▶ **Goal**: Type the records out again in full, exactly.

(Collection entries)
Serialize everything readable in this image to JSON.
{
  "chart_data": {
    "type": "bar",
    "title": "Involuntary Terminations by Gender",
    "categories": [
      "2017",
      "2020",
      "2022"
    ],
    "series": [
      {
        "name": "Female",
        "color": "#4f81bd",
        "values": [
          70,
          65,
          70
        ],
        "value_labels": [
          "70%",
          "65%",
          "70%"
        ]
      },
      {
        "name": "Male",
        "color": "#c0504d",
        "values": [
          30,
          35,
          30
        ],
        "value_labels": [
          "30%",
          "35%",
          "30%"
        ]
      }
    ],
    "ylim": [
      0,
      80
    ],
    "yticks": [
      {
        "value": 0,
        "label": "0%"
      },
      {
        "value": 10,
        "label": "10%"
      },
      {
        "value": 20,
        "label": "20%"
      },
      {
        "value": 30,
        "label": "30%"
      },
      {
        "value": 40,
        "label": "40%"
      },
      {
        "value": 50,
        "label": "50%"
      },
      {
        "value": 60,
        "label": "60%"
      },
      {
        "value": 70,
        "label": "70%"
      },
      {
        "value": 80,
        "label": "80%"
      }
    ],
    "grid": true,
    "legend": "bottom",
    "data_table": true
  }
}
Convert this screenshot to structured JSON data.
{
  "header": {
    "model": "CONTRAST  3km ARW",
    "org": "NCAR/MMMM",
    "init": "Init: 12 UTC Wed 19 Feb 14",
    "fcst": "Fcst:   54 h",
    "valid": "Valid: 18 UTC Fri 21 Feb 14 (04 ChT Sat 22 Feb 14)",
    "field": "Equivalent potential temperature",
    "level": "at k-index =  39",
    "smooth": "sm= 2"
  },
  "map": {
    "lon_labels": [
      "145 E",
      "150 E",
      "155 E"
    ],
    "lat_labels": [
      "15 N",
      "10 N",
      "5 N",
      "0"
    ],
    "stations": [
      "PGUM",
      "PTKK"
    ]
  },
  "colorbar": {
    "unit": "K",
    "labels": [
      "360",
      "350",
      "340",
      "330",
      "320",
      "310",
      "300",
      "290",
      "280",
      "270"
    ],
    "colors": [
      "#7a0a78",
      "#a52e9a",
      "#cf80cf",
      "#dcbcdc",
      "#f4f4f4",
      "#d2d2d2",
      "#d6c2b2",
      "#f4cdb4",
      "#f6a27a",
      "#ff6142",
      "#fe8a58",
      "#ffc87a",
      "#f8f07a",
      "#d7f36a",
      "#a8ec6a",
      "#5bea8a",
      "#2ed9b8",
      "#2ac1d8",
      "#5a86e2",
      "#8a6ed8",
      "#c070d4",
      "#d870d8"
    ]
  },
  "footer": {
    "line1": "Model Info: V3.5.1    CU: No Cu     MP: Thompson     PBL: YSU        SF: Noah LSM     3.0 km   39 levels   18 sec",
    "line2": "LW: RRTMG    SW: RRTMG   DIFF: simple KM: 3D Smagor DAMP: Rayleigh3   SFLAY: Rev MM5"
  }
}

▶ **Correct response**:
Serialize everything readable in this image to JSON.
{
  "chart_data": {
    "type": "bar",
    "title": "Involuntary Terminations by Gender",
    "categories": [
      "2017",
      "2020",
      "2022"
    ],
    "series": [
      {
        "name": "Female",
        "color": "#4f81bd",
        "values": [
          70,
          65,
          70
        ],
        "value_labels": [
          "70%",
          "65%",
          "70%"
        ]
      },
      {
        "name": "Male",
        "color": "#c0504d",
        "values": [
          30,
          35,
          30
        ],
        "value_labels": [
          "30%",
          "35%",
          "30%"
        ]
      }
    ],
    "ylim": [
      0,
      80
    ],
    "yticks": [
      {
        "value": 0,
        "label": "0%"
      },
      {
        "value": 10,
        "label": "10%"
      },
      {
        "value": 20,
        "label": "20%"
      },
      {
        "value": 30,
        "label": "30%"
      },
      {
        "value": 40,
        "label": "40%"
      },
      {
        "value": 50,
        "label": "50%"
      },
      {
        "value": 60,
        "label": "60%"
      },
      {
        "value": 70,
        "label": "70%"
      },
      {
        "value": 80,
        "label": "80%"
      }
    ],
    "grid": true,
    "legend": "bottom",
    "data_table": true
  }
}
Convert this screenshot to structured JSON data.
{
  "header": {
    "model": "CONTRAST  3km ARW",
    "org": "NCAR/MMMM",
    "init": "Init: 12 UTC Wed 19 Feb 14",
    "fcst": "Fcst:   54 h",
    "valid": "Valid: 18 UTC Fri 21 Feb 14 (04 ChT Sat 22 Feb 14)",
    "field": "Equivalent potential temperature",
    "level": "at k-index =  39",
    "smooth": "sm= 2"
  },
  "map": {
    "lon_labels": [
      "145 E",
      "150 E",
      "155 E"
    ],
    "lat_labels": [
      "15 N",
      "10 N",
      "5 N",
      "0"
    ],
    "stations": [
      "PGUM",
      "PTKK"
    ]
  },
  "colorbar": {
    "unit": "K",
    "labels": [
      "360",
      "350",
      "340",
      "330",
      "320",
      "310",
      "300",
      "290",
      "280",
      "270"
    ],
    "colors": [
      "#7a0a78",
      "#a52e9a",
      "#cf80cf",
      "#dcbcdc",
      "#f4f4f4",
      "#d2d2d2",
      "#d6c2b2",
      "#f4cdb4",
      "#f6a27a",
      "#ff6142",
      "#fe8a58",
      "#ffc87a",
      "#f8f07a",
      "#d7f36a",
      "#a8ec6a",
      "#5bea8a",
      "#2ed9b8",
      "#2ac1d8",
      "#5a86e2",
      "#8a6ed8",
      "#c070d4",
      "#d870d8"
    ]
  },
  "footer": {
    "line1": "Model Info: V3.5.1    CU: No Cu     MP: Thompson     PBL: YSU        SF: Noah LSM     3.0 km   39 levels   18 sec",
    "line2": "LW: RRTMG    SW: RRTMG   DIFF: simple KM: 3D Smagor DAMP: Rayleigh3   SFLAY: Rev MM5"
  }
}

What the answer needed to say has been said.